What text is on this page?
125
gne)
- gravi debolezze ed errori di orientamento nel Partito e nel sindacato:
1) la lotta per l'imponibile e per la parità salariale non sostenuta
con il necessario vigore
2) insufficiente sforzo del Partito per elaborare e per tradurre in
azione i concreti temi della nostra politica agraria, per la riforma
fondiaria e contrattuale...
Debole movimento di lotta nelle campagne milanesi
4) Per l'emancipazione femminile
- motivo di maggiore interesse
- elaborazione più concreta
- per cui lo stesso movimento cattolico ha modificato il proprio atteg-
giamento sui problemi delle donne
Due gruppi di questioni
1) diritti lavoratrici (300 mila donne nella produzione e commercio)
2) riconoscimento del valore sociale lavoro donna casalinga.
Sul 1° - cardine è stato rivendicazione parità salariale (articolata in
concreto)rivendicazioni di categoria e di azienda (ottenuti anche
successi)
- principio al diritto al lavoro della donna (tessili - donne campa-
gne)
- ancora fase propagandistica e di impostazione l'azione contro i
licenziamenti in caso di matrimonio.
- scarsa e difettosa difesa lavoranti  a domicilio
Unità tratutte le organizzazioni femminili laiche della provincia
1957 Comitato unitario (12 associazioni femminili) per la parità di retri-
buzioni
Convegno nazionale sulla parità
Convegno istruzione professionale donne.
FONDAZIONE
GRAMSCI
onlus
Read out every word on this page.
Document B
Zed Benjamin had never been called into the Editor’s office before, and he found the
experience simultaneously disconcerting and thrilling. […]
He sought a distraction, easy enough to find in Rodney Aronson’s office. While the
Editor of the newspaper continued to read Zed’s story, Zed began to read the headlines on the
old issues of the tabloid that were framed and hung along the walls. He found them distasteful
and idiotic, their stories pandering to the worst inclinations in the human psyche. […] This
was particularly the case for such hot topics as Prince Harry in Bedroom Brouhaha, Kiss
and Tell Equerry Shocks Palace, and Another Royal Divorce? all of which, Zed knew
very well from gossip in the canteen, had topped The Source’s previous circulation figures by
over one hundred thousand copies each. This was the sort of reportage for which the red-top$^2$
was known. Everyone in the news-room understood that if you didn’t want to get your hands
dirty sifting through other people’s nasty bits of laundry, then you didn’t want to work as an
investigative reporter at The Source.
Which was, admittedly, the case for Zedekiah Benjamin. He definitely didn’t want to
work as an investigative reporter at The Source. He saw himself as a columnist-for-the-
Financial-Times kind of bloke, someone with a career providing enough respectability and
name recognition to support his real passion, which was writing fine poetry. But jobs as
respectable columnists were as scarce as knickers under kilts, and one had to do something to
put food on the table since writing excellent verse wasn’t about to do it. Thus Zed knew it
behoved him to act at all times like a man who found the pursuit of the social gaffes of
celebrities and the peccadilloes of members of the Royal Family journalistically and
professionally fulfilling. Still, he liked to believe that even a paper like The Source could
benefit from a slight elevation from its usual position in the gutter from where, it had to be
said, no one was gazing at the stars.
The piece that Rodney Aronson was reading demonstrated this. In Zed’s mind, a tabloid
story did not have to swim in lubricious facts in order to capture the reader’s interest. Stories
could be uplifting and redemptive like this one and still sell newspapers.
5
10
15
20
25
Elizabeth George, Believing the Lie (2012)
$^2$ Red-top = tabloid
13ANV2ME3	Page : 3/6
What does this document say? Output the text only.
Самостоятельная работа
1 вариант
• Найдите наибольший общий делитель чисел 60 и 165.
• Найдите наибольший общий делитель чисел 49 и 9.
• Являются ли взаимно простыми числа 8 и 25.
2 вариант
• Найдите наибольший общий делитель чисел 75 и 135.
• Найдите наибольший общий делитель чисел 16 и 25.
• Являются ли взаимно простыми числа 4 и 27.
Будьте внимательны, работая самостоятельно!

•••

Exercise prompt -
The records above are to be copied in full, exactly as written.

Problem solution -
What text is on this page?
125
gne)
- gravi debolezze ed errori di orientamento nel Partito e nel sindacato:
1) la lotta per l'imponibile e per la parità salariale non sostenuta
con il necessario vigore
2) insufficiente sforzo del Partito per elaborare e per tradurre in
azione i concreti temi della nostra politica agraria, per la riforma
fondiaria e contrattuale...
Debole movimento di lotta nelle campagne milanesi
4) Per l'emancipazione femminile
- motivo di maggiore interesse
- elaborazione più concreta
- per cui lo stesso movimento cattolico ha modificato il proprio atteg-
giamento sui problemi delle donne
Due gruppi di questioni
1) diritti lavoratrici (300 mila donne nella produzione e commercio)
2) riconoscimento del valore sociale lavoro donna casalinga.
Sul 1° - cardine è stato rivendicazione parità salariale (articolata in
concreto)rivendicazioni di categoria e di azienda (ottenuti anche
successi)
- principio al diritto al lavoro della donna (tessili - donne campa-
gne)
- ancora fase propagandistica e di impostazione l'azione contro i
licenziamenti in caso di matrimonio.
- scarsa e difettosa difesa lavoranti  a domicilio
Unità tratutte le organizzazioni femminili laiche della provincia
1957 Comitato unitario (12 associazioni femminili) per la parità di retri-
buzioni
Convegno nazionale sulla parità
Convegno istruzione professionale donne.
FONDAZIONE
GRAMSCI
onlus
Read out every word on this page.
Document B
Zed Benjamin had never been called into the Editor’s office before, and he found the
experience simultaneously disconcerting and thrilling. […]
He sought a distraction, easy enough to find in Rodney Aronson’s office. While the
Editor of the newspaper continued to read Zed’s story, Zed began to read the headlines on the
old issues of the tabloid that were framed and hung along the walls. He found them distasteful
and idiotic, their stories pandering to the worst inclinations in the human psyche. […] This
was particularly the case for such hot topics as Prince Harry in Bedroom Brouhaha, Kiss
and Tell Equerry Shocks Palace, and Another Royal Divorce? all of which, Zed knew
very well from gossip in the canteen, had topped The Source’s previous circulation figures by
over one hundred thousand copies each. This was the sort of reportage for which the red-top$^2$
was known. Everyone in the news-room understood that if you didn’t want to get your hands
dirty sifting through other people’s nasty bits of laundry, then you didn’t want to work as an
investigative reporter at The Source.
Which was, admittedly, the case for Zedekiah Benjamin. He definitely didn’t want to
work as an investigative reporter at The Source. He saw himself as a columnist-for-the-
Financial-Times kind of bloke, someone with a career providing enough respectability and
name recognition to support his real passion, which was writing fine poetry. But jobs as
respectable columnists were as scarce as knickers under kilts, and one had to do something to
put food on the table since writing excellent verse wasn’t about to do it. Thus Zed knew it
behoved him to act at all times like a man who found the pursuit of the social gaffes of
celebrities and the peccadilloes of members of the Royal Family journalistically and
professionally fulfilling. Still, he liked to believe that even a paper like The Source could
benefit from a slight elevation from its usual position in the gutter from where, it had to be
said, no one was gazing at the stars.
The piece that Rodney Aronson was reading demonstrated this. In Zed’s mind, a tabloid
story did not have to swim in lubricious facts in order to capture the reader’s interest. Stories
could be uplifting and redemptive like this one and still sell newspapers.
5
10
15
20
25
Elizabeth George, Believing the Lie (2012)
$^2$ Red-top = tabloid
13ANV2ME3	Page : 3/6
What does this document say? Output the text only.
Самостоятельная работа
1 вариант
• Найдите наибольший общий делитель чисел 60 и 165.
• Найдите наибольший общий делитель чисел 49 и 9.
• Являются ли взаимно простыми числа 8 и 25.
2 вариант
• Найдите наибольший общий делитель чисел 75 и 135.
• Найдите наибольший общий делитель чисел 16 и 25.
• Являются ли взаимно простыми числа 4 и 27.
Будьте внимательны, работая самостоятельно!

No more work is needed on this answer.